→ **Material for the task**:
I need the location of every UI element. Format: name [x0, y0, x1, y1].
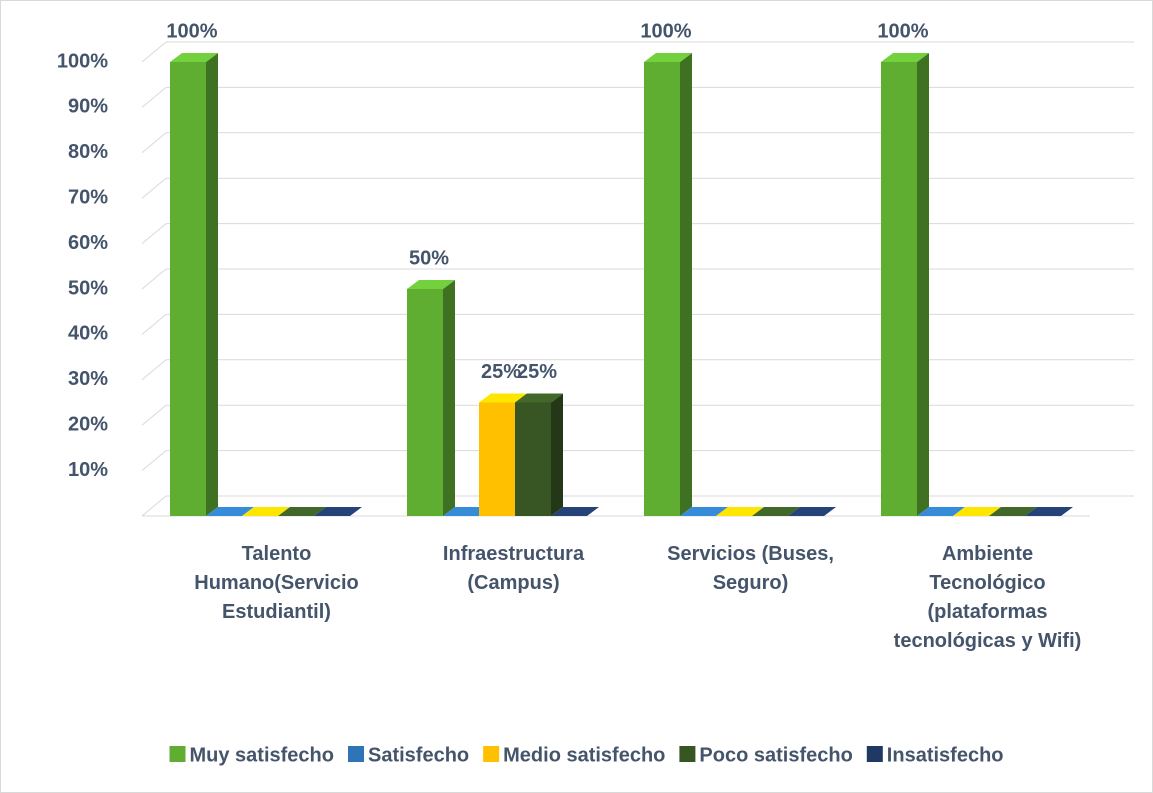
- grid-line-side: [141, 314, 167, 335]
- bar: [1025, 507, 1073, 516]
- y-tick-label: 40%: [68, 323, 108, 345]
- grid-line-side: [141, 223, 167, 244]
- bar-top: [917, 507, 965, 516]
- legend-label: Medio satisfecho: [503, 744, 665, 766]
- bar-top: [515, 393, 563, 403]
- x-tick-label: Ambiente Tecnológico (plataformas tecnol…: [893, 543, 1082, 652]
- y-tick-label: 90%: [68, 96, 108, 118]
- bar-front: [170, 62, 206, 516]
- bar-top: [551, 507, 599, 516]
- bar-top: [314, 507, 362, 516]
- legend-label: Muy satisfecho: [190, 744, 334, 766]
- bar: [953, 507, 1001, 516]
- legend-label: Satisfecho: [368, 744, 469, 766]
- data-label: 25%: [481, 361, 521, 383]
- bar: [278, 507, 326, 516]
- data-label: 25%: [517, 361, 557, 383]
- data-label: 100%: [640, 20, 691, 42]
- bar-front: [407, 289, 443, 516]
- bar: [917, 507, 965, 516]
- bar-front: [515, 402, 551, 516]
- grid-line-side: [141, 132, 167, 154]
- bar-top: [752, 507, 800, 516]
- y-tick-label: 30%: [68, 368, 108, 390]
- bar-front: [644, 62, 680, 516]
- bar-side: [206, 53, 218, 516]
- data-label: 100%: [877, 20, 928, 42]
- bar: [989, 507, 1037, 516]
- bar: [752, 507, 800, 516]
- legend-swatch: [483, 746, 500, 762]
- bar-top: [881, 53, 929, 62]
- grid-line-side: [141, 359, 167, 381]
- legend-label: Poco satisfecho: [699, 744, 852, 766]
- bar: [788, 507, 836, 516]
- bar-top: [788, 507, 836, 516]
- bar: [551, 507, 599, 516]
- legend-label: Insatisfecho: [887, 744, 1004, 766]
- bar-top: [716, 507, 764, 516]
- grid-line-side: [141, 268, 167, 290]
- y-tick-label: 10%: [68, 459, 108, 481]
- bar: [716, 507, 764, 516]
- bar: [314, 507, 362, 516]
- y-tick-label: 70%: [68, 186, 108, 208]
- bar-top: [206, 507, 254, 516]
- bar-top: [170, 53, 218, 62]
- bar-top: [479, 393, 527, 403]
- y-tick-label: 20%: [68, 413, 108, 435]
- bar-front: [881, 62, 917, 516]
- bar: [206, 507, 254, 516]
- bar: [515, 393, 563, 516]
- axis-floor-side: [141, 495, 167, 517]
- bar-top: [953, 507, 1001, 516]
- legend-swatch: [679, 746, 696, 762]
- bar-side: [917, 53, 929, 516]
- grid-line-side: [141, 404, 167, 426]
- bar: [680, 507, 728, 516]
- legend-swatch: [169, 746, 186, 762]
- x-tick-label: Talento Humano(Servicio Estudiantil): [194, 543, 359, 623]
- bar: [242, 507, 290, 516]
- bar-top: [278, 507, 326, 516]
- bar-top: [407, 280, 455, 289]
- y-tick-label: 80%: [68, 141, 108, 163]
- y-tick-label: 100%: [57, 50, 108, 72]
- grid-line-side: [141, 87, 167, 108]
- legend-swatch: [866, 746, 883, 762]
- grid-line-side: [141, 450, 167, 471]
- x-tick-label: Infraestructura (Campus): [442, 543, 585, 594]
- legend-swatch: [347, 746, 364, 762]
- data-label: 50%: [409, 247, 449, 269]
- data-label: 100%: [166, 20, 217, 42]
- bar-top: [989, 507, 1037, 516]
- bar-side: [680, 53, 692, 516]
- bar-side: [443, 280, 455, 516]
- bar: [170, 53, 218, 516]
- bar-top: [680, 507, 728, 516]
- grid-line-side: [141, 41, 167, 63]
- bar: [881, 53, 929, 516]
- bar-top: [1025, 507, 1073, 516]
- grid-line-side: [141, 177, 167, 199]
- x-tick-label: Servicios (Buses, Seguro): [667, 543, 834, 594]
- y-tick-label: 60%: [68, 232, 108, 254]
- bar-top: [242, 507, 290, 516]
- bar-side: [551, 393, 563, 516]
- bar: [644, 53, 692, 516]
- bar: [407, 280, 455, 516]
- y-tick-label: 50%: [68, 277, 108, 299]
- bar-front: [479, 402, 515, 516]
- bar-top: [644, 53, 692, 62]
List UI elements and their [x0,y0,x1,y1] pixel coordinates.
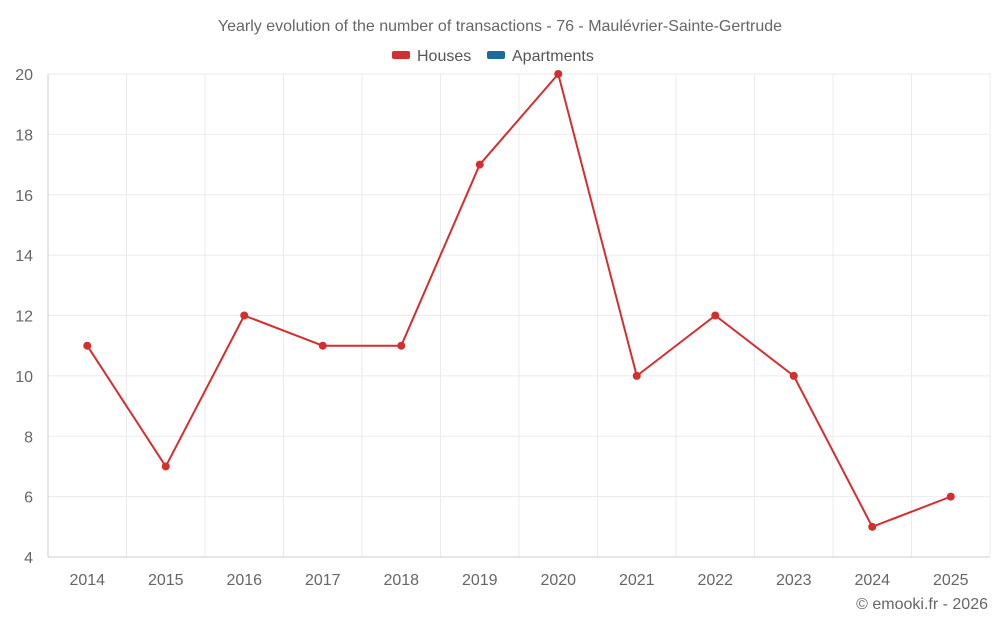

→ **Exercise description**: Reproduce every line of the records above verbatim, omitting the pictures.

→ **Answer to this exercise**:
I need the location of every UI element. Format: name [x0, y0, x1, y1].
- grid-line-side: [141, 314, 167, 335]
- bar: [1025, 507, 1073, 516]
- y-tick-label: 40%: [68, 323, 108, 345]
- grid-line-side: [141, 223, 167, 244]
- bar-top: [917, 507, 965, 516]
- legend-label: Medio satisfecho: [503, 744, 665, 766]
- bar-top: [515, 393, 563, 403]
- x-tick-label: Ambiente Tecnológico (plataformas tecnol…: [893, 543, 1082, 652]
- y-tick-label: 90%: [68, 96, 108, 118]
- bar-front: [170, 62, 206, 516]
- bar-top: [551, 507, 599, 516]
- bar-top: [314, 507, 362, 516]
- legend-label: Muy satisfecho: [190, 744, 334, 766]
- bar: [953, 507, 1001, 516]
- legend-label: Satisfecho: [368, 744, 469, 766]
- data-label: 25%: [481, 361, 521, 383]
- bar: [278, 507, 326, 516]
- data-label: 25%: [517, 361, 557, 383]
- data-label: 100%: [640, 20, 691, 42]
- bar-front: [407, 289, 443, 516]
- bar: [917, 507, 965, 516]
- bar-front: [515, 402, 551, 516]
- grid-line-side: [141, 132, 167, 154]
- bar-top: [752, 507, 800, 516]
- y-tick-label: 30%: [68, 368, 108, 390]
- bar-front: [644, 62, 680, 516]
- bar-side: [206, 53, 218, 516]
- data-label: 100%: [877, 20, 928, 42]
- bar: [989, 507, 1037, 516]
- bar: [752, 507, 800, 516]
- legend-swatch: [483, 746, 500, 762]
- bar-top: [881, 53, 929, 62]
- grid-line-side: [141, 359, 167, 381]
- legend-label: Poco satisfecho: [699, 744, 852, 766]
- bar: [788, 507, 836, 516]
- bar-top: [788, 507, 836, 516]
- bar: [551, 507, 599, 516]
- legend-label: Insatisfecho: [887, 744, 1004, 766]
- bar-top: [716, 507, 764, 516]
- grid-line-side: [141, 268, 167, 290]
- y-tick-label: 10%: [68, 459, 108, 481]
- bar: [716, 507, 764, 516]
- bar: [314, 507, 362, 516]
- y-tick-label: 70%: [68, 186, 108, 208]
- bar-top: [206, 507, 254, 516]
- bar-top: [170, 53, 218, 62]
- bar-top: [479, 393, 527, 403]
- y-tick-label: 20%: [68, 413, 108, 435]
- bar-front: [881, 62, 917, 516]
- bar: [206, 507, 254, 516]
- bar: [515, 393, 563, 516]
- axis-floor-side: [141, 495, 167, 517]
- bar-top: [953, 507, 1001, 516]
- legend-swatch: [679, 746, 696, 762]
- bar-side: [917, 53, 929, 516]
- grid-line-side: [141, 404, 167, 426]
- bar: [680, 507, 728, 516]
- legend-swatch: [169, 746, 186, 762]
- x-tick-label: Talento Humano(Servicio Estudiantil): [194, 543, 359, 623]
- bar: [242, 507, 290, 516]
- bar-top: [278, 507, 326, 516]
- bar-top: [407, 280, 455, 289]
- y-tick-label: 80%: [68, 141, 108, 163]
- y-tick-label: 100%: [57, 50, 108, 72]
- grid-line-side: [141, 87, 167, 108]
- legend-swatch: [866, 746, 883, 762]
- grid-line-side: [141, 450, 167, 471]
- x-tick-label: Infraestructura (Campus): [442, 543, 585, 594]
- legend-swatch: [347, 746, 364, 762]
- data-label: 50%: [409, 247, 449, 269]
- data-label: 100%: [166, 20, 217, 42]
- bar-top: [989, 507, 1037, 516]
- bar-side: [680, 53, 692, 516]
- bar-side: [443, 280, 455, 516]
- bar: [170, 53, 218, 516]
- bar-top: [680, 507, 728, 516]
- grid-line-side: [141, 41, 167, 63]
- bar: [881, 53, 929, 516]
- bar-top: [1025, 507, 1073, 516]
- grid-line-side: [141, 177, 167, 199]
- x-tick-label: Servicios (Buses, Seguro): [667, 543, 834, 594]
- y-tick-label: 60%: [68, 232, 108, 254]
- bar-top: [242, 507, 290, 516]
- bar-side: [551, 393, 563, 516]
- bar: [644, 53, 692, 516]
- bar: [407, 280, 455, 516]
- y-tick-label: 50%: [68, 277, 108, 299]
- bar-front: [479, 402, 515, 516]
- bar-top: [644, 53, 692, 62]
List UI elements and their [x0,y0,x1,y1] pixel coordinates.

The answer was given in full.